## PROBLEM TO WORK ON:
Each record is to be transcribed exactly.

## INPUT ROWS:
***
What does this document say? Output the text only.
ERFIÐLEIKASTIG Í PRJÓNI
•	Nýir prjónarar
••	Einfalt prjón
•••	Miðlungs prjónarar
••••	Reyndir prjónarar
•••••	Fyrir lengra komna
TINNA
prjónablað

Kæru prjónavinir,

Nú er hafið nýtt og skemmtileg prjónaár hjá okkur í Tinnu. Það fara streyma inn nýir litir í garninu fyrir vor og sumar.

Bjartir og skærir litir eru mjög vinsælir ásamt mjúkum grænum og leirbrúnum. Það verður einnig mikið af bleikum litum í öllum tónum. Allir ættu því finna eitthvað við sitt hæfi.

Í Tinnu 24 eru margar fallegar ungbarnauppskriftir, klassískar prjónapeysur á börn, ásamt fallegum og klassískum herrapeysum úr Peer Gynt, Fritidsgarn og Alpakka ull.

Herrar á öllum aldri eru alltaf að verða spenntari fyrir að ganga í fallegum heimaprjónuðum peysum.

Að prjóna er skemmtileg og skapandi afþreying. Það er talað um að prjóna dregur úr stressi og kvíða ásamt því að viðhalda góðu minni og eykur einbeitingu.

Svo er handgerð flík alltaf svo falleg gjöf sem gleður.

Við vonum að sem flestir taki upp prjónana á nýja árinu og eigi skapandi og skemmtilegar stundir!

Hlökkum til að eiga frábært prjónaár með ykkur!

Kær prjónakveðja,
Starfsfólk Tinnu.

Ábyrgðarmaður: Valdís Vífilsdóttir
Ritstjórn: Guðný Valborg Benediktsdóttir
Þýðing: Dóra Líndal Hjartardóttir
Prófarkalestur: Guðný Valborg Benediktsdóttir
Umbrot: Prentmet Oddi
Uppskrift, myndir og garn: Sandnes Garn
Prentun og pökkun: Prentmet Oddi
***
## RESPONSE TO THIS TASK:
What does this document say? Output the text only.
ERFIÐLEIKASTIG Í PRJÓNI
•	Nýir prjónarar
••	Einfalt prjón
•••	Miðlungs prjónarar
••••	Reyndir prjónarar
•••••	Fyrir lengra komna
TINNA
prjónablað

Kæru prjónavinir,

Nú er hafið nýtt og skemmtileg prjónaár hjá okkur í Tinnu. Það fara streyma inn nýir litir í garninu fyrir vor og sumar.

Bjartir og skærir litir eru mjög vinsælir ásamt mjúkum grænum og leirbrúnum. Það verður einnig mikið af bleikum litum í öllum tónum. Allir ættu því finna eitthvað við sitt hæfi.

Í Tinnu 24 eru margar fallegar ungbarnauppskriftir, klassískar prjónapeysur á börn, ásamt fallegum og klassískum herrapeysum úr Peer Gynt, Fritidsgarn og Alpakka ull.

Herrar á öllum aldri eru alltaf að verða spenntari fyrir að ganga í fallegum heimaprjónuðum peysum.

Að prjóna er skemmtileg og skapandi afþreying. Það er talað um að prjóna dregur úr stressi og kvíða ásamt því að viðhalda góðu minni og eykur einbeitingu.

Svo er handgerð flík alltaf svo falleg gjöf sem gleður.

Við vonum að sem flestir taki upp prjónana á nýja árinu og eigi skapandi og skemmtilegar stundir!

Hlökkum til að eiga frábært prjónaár með ykkur!

Kær prjónakveðja,
Starfsfólk Tinnu.

Ábyrgðarmaður: Valdís Vífilsdóttir
Ritstjórn: Guðný Valborg Benediktsdóttir
Þýðing: Dóra Líndal Hjartardóttir
Prófarkalestur: Guðný Valborg Benediktsdóttir
Umbrot: Prentmet Oddi
Uppskrift, myndir og garn: Sandnes Garn
Prentun og pökkun: Prentmet Oddi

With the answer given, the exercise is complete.